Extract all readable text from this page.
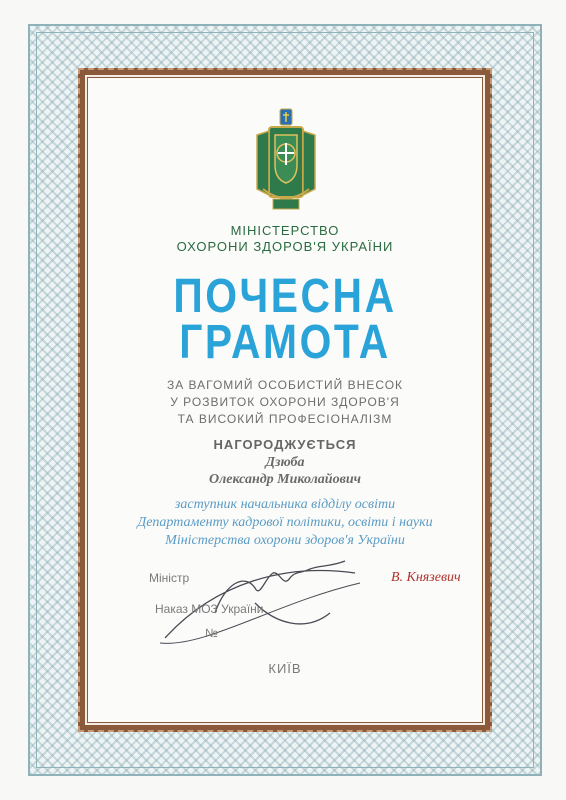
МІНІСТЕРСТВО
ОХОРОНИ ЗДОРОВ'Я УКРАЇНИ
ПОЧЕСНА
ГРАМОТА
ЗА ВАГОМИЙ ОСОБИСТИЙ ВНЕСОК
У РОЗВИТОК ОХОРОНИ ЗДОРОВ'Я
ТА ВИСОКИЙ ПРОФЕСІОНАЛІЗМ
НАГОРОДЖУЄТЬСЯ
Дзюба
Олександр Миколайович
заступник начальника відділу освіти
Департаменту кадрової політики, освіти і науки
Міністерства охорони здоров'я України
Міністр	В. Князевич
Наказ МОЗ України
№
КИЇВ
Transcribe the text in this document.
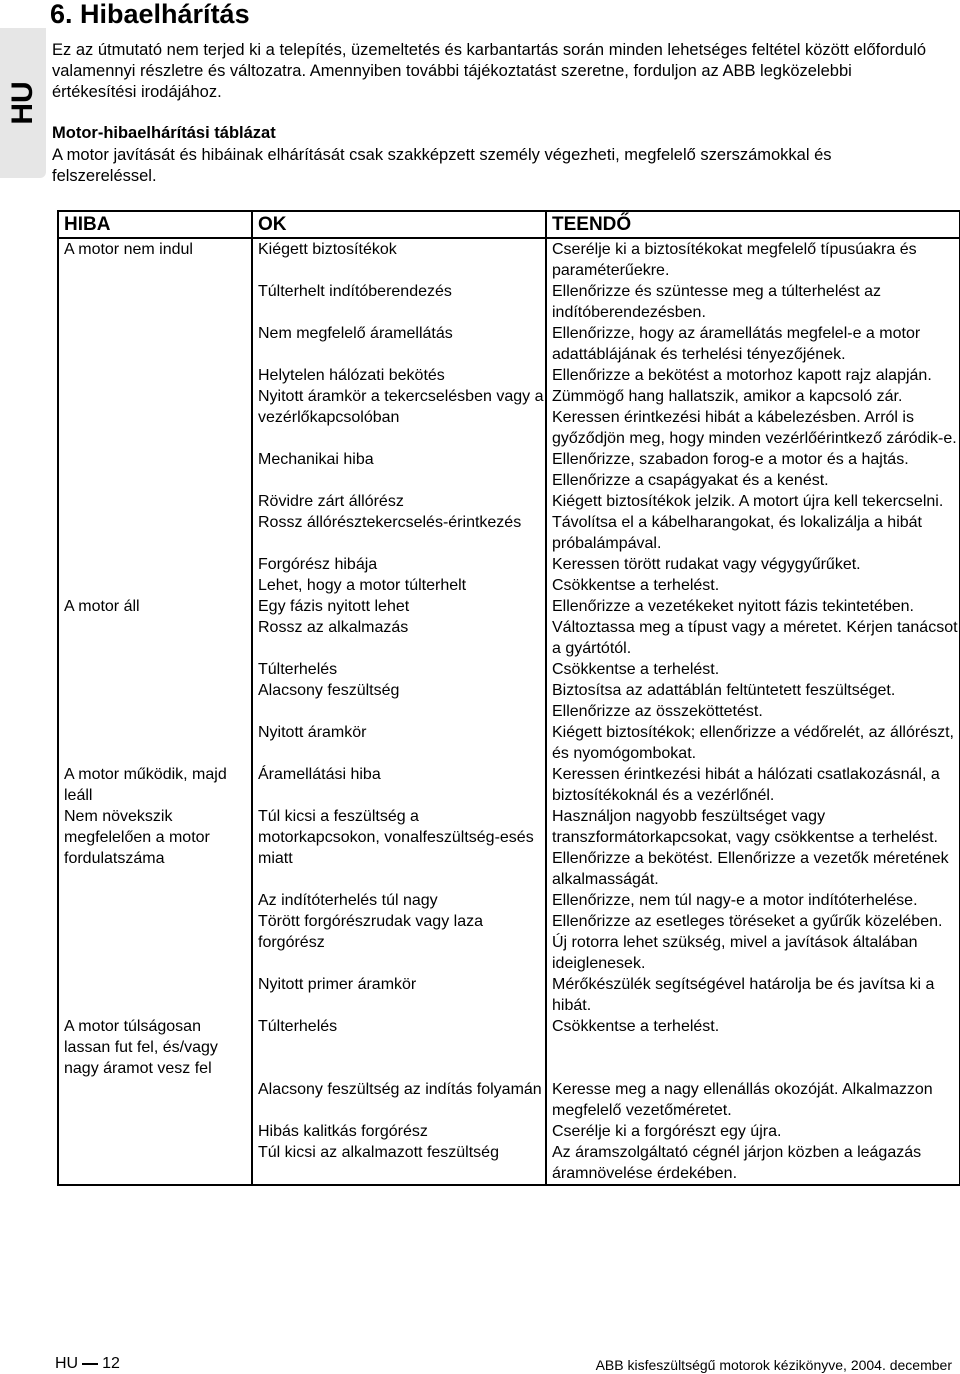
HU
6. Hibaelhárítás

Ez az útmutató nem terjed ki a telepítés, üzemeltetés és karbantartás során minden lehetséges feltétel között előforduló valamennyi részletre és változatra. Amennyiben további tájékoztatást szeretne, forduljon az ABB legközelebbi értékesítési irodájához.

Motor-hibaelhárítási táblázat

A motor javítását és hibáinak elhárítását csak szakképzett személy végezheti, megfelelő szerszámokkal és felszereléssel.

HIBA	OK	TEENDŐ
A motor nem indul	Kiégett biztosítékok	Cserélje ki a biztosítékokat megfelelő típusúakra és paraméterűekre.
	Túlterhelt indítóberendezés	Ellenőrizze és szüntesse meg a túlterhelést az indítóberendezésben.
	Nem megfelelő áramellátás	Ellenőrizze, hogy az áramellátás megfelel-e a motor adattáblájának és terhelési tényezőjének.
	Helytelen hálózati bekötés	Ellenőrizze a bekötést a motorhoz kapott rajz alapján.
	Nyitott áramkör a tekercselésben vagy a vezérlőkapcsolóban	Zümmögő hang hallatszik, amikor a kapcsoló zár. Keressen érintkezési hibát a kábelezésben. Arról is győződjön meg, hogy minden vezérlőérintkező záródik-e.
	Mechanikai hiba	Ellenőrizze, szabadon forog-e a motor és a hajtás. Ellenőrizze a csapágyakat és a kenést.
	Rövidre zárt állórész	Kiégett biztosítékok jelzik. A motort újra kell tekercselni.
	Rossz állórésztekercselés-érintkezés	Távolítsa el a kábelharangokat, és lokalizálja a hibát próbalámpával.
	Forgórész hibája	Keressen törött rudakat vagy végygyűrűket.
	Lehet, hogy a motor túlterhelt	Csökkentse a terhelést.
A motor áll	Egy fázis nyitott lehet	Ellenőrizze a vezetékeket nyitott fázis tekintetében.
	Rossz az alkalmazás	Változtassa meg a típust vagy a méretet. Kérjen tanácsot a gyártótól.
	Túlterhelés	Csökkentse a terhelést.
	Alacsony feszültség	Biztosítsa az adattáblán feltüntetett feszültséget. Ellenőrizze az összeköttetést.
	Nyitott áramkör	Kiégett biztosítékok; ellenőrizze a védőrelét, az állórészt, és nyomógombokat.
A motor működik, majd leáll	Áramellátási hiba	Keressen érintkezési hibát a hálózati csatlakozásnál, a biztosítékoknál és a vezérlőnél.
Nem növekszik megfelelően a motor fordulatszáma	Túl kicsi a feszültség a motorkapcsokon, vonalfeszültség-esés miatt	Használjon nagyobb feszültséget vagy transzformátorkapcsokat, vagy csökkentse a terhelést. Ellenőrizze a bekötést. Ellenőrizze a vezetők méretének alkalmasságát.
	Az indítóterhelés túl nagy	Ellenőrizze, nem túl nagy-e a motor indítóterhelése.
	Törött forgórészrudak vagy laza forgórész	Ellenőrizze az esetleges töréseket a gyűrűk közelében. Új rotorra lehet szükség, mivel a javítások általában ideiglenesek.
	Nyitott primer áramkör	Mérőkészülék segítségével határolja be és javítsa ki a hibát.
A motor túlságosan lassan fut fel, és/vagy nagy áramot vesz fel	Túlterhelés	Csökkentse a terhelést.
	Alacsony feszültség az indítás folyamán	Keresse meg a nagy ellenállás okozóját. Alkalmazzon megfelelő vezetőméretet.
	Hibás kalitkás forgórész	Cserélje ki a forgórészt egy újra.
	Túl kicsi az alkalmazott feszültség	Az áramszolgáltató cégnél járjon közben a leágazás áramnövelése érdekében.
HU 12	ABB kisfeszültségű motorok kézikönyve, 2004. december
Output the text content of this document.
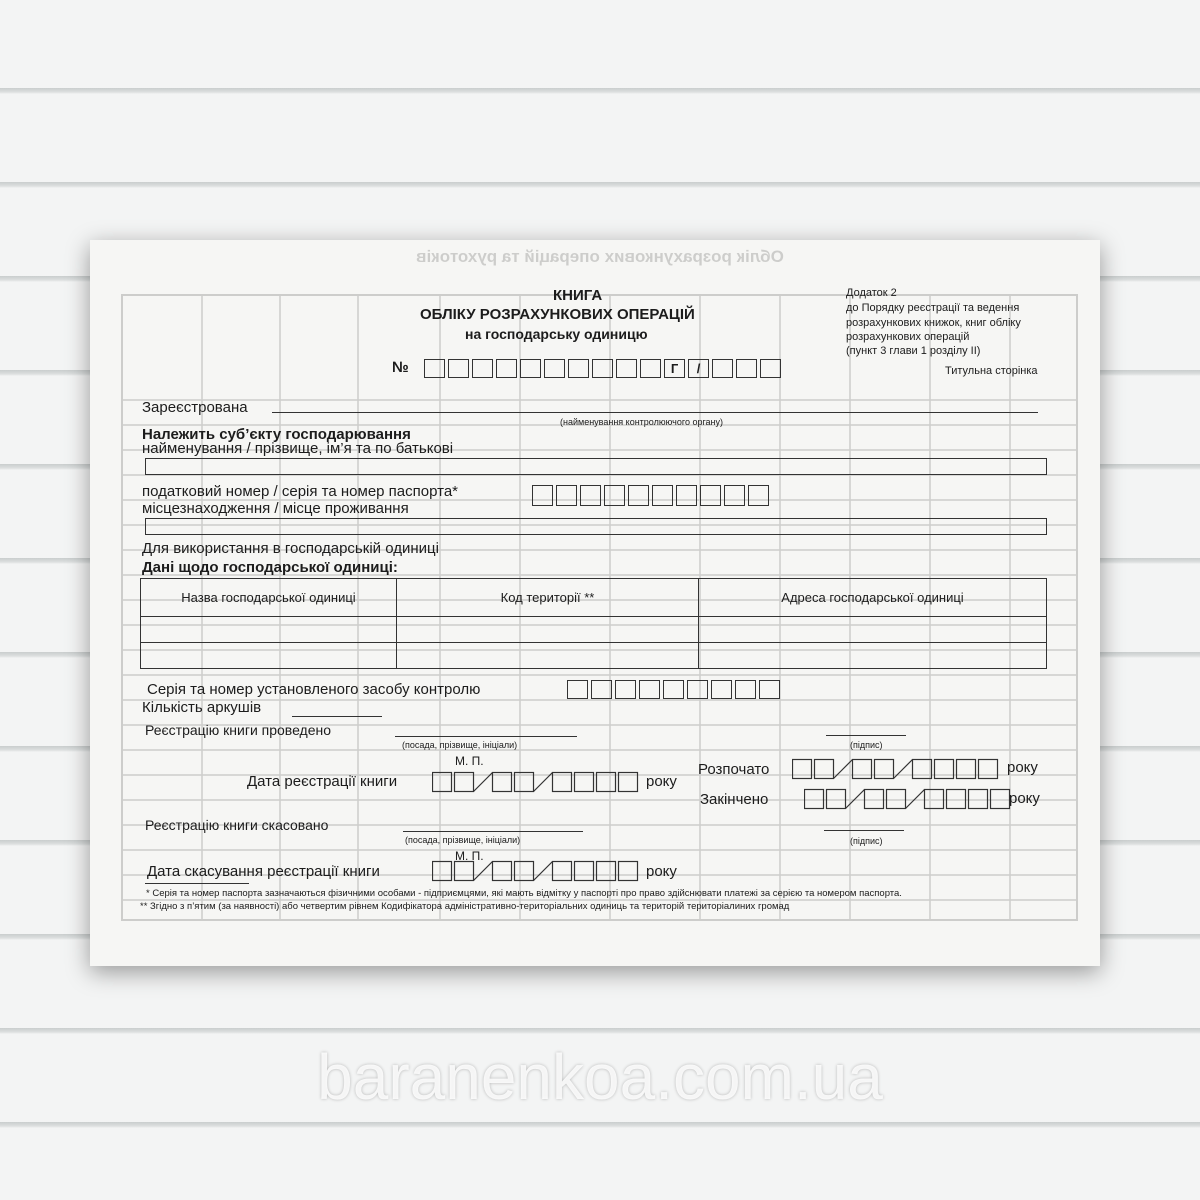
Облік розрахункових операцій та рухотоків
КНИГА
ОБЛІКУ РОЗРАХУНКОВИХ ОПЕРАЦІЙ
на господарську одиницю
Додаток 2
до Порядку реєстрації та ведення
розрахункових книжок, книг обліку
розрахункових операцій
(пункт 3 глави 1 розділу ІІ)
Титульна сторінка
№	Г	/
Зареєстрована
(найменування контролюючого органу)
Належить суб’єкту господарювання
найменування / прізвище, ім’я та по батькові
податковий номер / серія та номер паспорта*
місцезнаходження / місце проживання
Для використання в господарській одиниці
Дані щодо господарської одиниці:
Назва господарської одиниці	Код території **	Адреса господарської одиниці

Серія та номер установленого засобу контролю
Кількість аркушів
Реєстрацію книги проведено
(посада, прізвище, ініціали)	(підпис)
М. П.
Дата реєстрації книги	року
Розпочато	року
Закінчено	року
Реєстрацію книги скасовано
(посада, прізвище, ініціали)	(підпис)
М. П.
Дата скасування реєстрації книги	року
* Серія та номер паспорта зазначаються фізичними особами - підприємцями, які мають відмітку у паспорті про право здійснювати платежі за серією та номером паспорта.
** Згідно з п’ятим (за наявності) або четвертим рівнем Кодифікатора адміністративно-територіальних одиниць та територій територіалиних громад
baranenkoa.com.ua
+--
◆ WORK TO BE COMPLETED: Repeat the lines above exactly, and keep every picture out.

◆ EXPECTED ANSWER:
Extract all readable text from this page.
МІНІСТЕРСТВО
ОХОРОНИ ЗДОРОВ'Я УКРАЇНИ
ПОЧЕСНА
ГРАМОТА
ЗА ВАГОМИЙ ОСОБИСТИЙ ВНЕСОК
У РОЗВИТОК ОХОРОНИ ЗДОРОВ'Я
ТА ВИСОКИЙ ПРОФЕСІОНАЛІЗМ
НАГОРОДЖУЄТЬСЯ
Дзюба
Олександр Миколайович
заступник начальника відділу освіти
Департаменту кадрової політики, освіти і науки
Міністерства охорони здоров'я України
Міністр	В. Князевич
Наказ МОЗ України
№
КИЇВ
Transcribe the text in this document.
HU
6. Hibaelhárítás

Ez az útmutató nem terjed ki a telepítés, üzemeltetés és karbantartás során minden lehetséges feltétel között előforduló valamennyi részletre és változatra. Amennyiben további tájékoztatást szeretne, forduljon az ABB legközelebbi értékesítési irodájához.

Motor-hibaelhárítási táblázat

A motor javítását és hibáinak elhárítását csak szakképzett személy végezheti, megfelelő szerszámokkal és felszereléssel.

HIBA	OK	TEENDŐ
A motor nem indul	Kiégett biztosítékok	Cserélje ki a biztosítékokat megfelelő típusúakra és paraméterűekre.
	Túlterhelt indítóberendezés	Ellenőrizze és szüntesse meg a túlterhelést az indítóberendezésben.
	Nem megfelelő áramellátás	Ellenőrizze, hogy az áramellátás megfelel-e a motor adattáblájának és terhelési tényezőjének.
	Helytelen hálózati bekötés	Ellenőrizze a bekötést a motorhoz kapott rajz alapján.
	Nyitott áramkör a tekercselésben vagy a vezérlőkapcsolóban	Zümmögő hang hallatszik, amikor a kapcsoló zár. Keressen érintkezési hibát a kábelezésben. Arról is győződjön meg, hogy minden vezérlőérintkező záródik-e.
	Mechanikai hiba	Ellenőrizze, szabadon forog-e a motor és a hajtás. Ellenőrizze a csapágyakat és a kenést.
	Rövidre zárt állórész	Kiégett biztosítékok jelzik. A motort újra kell tekercselni.
	Rossz állórésztekercselés-érintkezés	Távolítsa el a kábelharangokat, és lokalizálja a hibát próbalámpával.
	Forgórész hibája	Keressen törött rudakat vagy végygyűrűket.
	Lehet, hogy a motor túlterhelt	Csökkentse a terhelést.
A motor áll	Egy fázis nyitott lehet	Ellenőrizze a vezetékeket nyitott fázis tekintetében.
	Rossz az alkalmazás	Változtassa meg a típust vagy a méretet. Kérjen tanácsot a gyártótól.
	Túlterhelés	Csökkentse a terhelést.
	Alacsony feszültség	Biztosítsa az adattáblán feltüntetett feszültséget. Ellenőrizze az összeköttetést.
	Nyitott áramkör	Kiégett biztosítékok; ellenőrizze a védőrelét, az állórészt, és nyomógombokat.
A motor működik, majd leáll	Áramellátási hiba	Keressen érintkezési hibát a hálózati csatlakozásnál, a biztosítékoknál és a vezérlőnél.
Nem növekszik megfelelően a motor fordulatszáma	Túl kicsi a feszültség a motorkapcsokon, vonalfeszültség-esés miatt	Használjon nagyobb feszültséget vagy transzformátorkapcsokat, vagy csökkentse a terhelést. Ellenőrizze a bekötést. Ellenőrizze a vezetők méretének alkalmasságát.
	Az indítóterhelés túl nagy	Ellenőrizze, nem túl nagy-e a motor indítóterhelése.
	Törött forgórészrudak vagy laza forgórész	Ellenőrizze az esetleges töréseket a gyűrűk közelében. Új rotorra lehet szükség, mivel a javítások általában ideiglenesek.
	Nyitott primer áramkör	Mérőkészülék segítségével határolja be és javítsa ki a hibát.
A motor túlságosan lassan fut fel, és/vagy nagy áramot vesz fel	Túlterhelés	Csökkentse a terhelést.
	Alacsony feszültség az indítás folyamán	Keresse meg a nagy ellenállás okozóját. Alkalmazzon megfelelő vezetőméretet.
	Hibás kalitkás forgórész	Cserélje ki a forgórészt egy újra.
	Túl kicsi az alkalmazott feszültség	Az áramszolgáltató cégnél járjon közben a leágazás áramnövelése érdekében.
HU 12	ABB kisfeszültségű motorok kézikönyve, 2004. december
Output the text content of this document.
Облік розрахункових операцій та рухотоків
КНИГА
ОБЛІКУ РОЗРАХУНКОВИХ ОПЕРАЦІЙ
на господарську одиницю
Додаток 2
до Порядку реєстрації та ведення
розрахункових книжок, книг обліку
розрахункових операцій
(пункт 3 глави 1 розділу ІІ)
Титульна сторінка
№	Г	/
Зареєстрована
(найменування контролюючого органу)
Належить суб’єкту господарювання
найменування / прізвище, ім’я та по батькові
податковий номер / серія та номер паспорта*
місцезнаходження / місце проживання
Для використання в господарській одиниці
Дані щодо господарської одиниці:
Назва господарської одиниці	Код території **	Адреса господарської одиниці

Серія та номер установленого засобу контролю
Кількість аркушів
Реєстрацію книги проведено
(посада, прізвище, ініціали)	(підпис)
М. П.
Дата реєстрації книги	року
Розпочато	року
Закінчено	року
Реєстрацію книги скасовано
(посада, прізвище, ініціали)	(підпис)
М. П.
Дата скасування реєстрації книги	року
* Серія та номер паспорта зазначаються фізичними особами - підприємцями, які мають відмітку у паспорті про право здійснювати платежі за серією та номером паспорта.
** Згідно з п’ятим (за наявності) або четвертим рівнем Кодифікатора адміністративно-територіальних одиниць та територій територіалиних громад
baranenkoa.com.ua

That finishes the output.